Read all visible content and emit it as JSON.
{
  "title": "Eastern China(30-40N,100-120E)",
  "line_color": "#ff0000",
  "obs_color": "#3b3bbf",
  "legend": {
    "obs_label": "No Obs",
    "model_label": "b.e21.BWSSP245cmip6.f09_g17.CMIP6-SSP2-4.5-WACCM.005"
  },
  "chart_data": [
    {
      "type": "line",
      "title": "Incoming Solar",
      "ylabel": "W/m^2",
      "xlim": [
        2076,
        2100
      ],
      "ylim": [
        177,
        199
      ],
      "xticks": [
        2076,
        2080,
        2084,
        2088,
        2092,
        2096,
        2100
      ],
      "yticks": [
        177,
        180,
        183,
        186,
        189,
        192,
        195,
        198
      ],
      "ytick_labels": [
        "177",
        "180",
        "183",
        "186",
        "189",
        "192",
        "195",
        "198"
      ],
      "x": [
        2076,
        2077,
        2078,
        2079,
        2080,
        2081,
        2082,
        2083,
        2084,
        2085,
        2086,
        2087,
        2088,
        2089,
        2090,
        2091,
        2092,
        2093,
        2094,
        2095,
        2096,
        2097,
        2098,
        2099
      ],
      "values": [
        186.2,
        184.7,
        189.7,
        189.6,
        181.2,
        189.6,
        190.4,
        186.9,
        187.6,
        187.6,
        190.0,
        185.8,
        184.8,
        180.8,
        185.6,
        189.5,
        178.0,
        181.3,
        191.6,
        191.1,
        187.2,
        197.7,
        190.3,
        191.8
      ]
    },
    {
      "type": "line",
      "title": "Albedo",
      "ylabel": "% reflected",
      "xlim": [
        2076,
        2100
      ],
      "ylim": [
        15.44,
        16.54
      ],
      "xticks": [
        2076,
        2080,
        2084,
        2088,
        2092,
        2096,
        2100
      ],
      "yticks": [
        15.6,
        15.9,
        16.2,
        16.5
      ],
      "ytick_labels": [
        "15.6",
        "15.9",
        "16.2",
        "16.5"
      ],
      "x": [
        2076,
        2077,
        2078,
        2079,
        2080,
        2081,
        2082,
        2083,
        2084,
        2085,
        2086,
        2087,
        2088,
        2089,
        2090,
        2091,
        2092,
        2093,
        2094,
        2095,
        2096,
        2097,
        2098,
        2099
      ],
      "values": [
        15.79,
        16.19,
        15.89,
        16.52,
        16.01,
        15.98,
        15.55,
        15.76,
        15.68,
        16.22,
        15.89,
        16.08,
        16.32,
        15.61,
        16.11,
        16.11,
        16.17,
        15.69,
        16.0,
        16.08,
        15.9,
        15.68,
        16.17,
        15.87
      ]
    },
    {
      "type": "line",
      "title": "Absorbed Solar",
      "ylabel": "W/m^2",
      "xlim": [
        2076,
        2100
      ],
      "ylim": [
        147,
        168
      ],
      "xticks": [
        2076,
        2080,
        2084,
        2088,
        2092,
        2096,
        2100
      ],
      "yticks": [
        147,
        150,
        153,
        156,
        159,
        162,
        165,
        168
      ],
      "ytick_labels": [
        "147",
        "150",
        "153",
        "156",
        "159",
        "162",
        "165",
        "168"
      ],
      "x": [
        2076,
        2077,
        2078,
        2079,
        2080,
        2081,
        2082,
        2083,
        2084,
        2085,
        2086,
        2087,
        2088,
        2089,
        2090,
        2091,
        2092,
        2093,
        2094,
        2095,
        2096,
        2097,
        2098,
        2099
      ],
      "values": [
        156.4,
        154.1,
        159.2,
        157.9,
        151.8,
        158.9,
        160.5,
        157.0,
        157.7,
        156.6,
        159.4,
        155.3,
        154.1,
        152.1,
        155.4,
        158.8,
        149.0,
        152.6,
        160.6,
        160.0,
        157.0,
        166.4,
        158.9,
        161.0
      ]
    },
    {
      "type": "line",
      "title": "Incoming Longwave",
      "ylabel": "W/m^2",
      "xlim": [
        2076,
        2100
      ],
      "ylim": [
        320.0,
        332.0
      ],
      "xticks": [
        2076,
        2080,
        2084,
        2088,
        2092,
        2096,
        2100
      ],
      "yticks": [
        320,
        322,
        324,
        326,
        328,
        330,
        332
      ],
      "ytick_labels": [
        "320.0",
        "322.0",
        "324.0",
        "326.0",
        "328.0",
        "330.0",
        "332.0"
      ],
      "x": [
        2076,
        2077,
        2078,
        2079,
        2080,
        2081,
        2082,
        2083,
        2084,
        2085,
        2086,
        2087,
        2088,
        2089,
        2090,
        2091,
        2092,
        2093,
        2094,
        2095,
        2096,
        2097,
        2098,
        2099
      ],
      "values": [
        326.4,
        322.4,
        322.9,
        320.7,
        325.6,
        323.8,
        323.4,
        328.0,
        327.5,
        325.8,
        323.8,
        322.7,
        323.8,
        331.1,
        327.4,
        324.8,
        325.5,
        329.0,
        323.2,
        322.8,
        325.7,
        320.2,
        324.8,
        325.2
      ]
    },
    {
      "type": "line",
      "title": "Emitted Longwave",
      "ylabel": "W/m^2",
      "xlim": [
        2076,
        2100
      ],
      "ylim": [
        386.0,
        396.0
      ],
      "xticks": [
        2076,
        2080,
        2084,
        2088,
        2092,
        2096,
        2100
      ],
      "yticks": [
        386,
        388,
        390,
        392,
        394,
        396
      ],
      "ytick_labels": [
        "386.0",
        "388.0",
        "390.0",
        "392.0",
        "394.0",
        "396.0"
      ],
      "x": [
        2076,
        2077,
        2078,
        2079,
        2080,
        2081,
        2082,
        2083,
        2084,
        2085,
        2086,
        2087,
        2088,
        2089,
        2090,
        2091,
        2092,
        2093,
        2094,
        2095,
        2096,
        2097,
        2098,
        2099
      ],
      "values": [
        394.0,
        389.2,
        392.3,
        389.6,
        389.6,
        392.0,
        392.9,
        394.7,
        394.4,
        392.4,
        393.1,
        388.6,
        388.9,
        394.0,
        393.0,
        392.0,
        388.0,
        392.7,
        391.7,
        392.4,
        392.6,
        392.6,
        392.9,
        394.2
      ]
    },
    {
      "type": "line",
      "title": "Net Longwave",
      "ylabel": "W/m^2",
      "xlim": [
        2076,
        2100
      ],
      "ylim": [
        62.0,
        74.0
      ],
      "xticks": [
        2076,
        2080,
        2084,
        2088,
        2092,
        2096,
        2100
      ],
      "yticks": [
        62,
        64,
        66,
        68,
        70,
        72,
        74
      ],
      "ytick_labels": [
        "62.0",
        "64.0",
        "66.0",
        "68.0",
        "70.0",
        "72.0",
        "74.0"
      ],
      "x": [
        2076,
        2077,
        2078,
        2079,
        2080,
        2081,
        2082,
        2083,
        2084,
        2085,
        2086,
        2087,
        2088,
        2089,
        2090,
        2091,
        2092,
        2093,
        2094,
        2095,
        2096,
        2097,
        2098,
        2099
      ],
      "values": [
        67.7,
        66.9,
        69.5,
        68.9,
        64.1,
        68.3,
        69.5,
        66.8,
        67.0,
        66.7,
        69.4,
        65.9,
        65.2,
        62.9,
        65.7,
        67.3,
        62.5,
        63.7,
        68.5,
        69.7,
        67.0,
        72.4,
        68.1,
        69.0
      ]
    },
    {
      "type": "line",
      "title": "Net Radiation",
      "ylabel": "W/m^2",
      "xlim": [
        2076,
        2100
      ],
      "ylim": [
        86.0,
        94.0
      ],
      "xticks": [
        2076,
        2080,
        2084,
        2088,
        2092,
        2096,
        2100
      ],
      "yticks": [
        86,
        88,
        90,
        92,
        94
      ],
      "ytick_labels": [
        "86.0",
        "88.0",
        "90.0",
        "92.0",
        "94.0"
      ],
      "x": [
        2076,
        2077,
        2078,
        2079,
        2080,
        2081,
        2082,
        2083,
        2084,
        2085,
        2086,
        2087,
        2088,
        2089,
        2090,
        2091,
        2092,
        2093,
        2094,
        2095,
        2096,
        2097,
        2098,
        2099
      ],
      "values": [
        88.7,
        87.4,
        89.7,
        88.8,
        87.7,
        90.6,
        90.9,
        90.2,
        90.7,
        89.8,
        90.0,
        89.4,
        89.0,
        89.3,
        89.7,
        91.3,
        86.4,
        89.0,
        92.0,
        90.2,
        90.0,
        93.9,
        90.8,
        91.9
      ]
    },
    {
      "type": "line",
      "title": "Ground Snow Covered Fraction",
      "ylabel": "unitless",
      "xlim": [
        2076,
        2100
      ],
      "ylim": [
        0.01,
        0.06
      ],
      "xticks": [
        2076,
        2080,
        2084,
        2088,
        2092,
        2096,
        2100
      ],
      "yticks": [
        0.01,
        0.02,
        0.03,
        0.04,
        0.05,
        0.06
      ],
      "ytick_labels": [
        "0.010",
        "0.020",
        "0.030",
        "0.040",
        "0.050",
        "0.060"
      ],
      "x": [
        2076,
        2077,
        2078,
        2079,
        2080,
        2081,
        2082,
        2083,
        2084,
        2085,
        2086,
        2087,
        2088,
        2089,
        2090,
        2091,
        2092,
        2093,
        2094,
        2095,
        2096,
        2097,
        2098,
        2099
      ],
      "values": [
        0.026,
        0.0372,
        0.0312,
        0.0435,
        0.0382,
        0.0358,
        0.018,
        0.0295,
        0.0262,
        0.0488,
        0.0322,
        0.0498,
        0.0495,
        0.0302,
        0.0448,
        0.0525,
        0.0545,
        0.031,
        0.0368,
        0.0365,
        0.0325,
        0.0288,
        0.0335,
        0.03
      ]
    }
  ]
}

================================

§ **Written exercise**: Look through the material and copy each line that has "Incoming".

§ **Exercise response**:
      "title": "Incoming Solar",
      "title": "Incoming Longwave",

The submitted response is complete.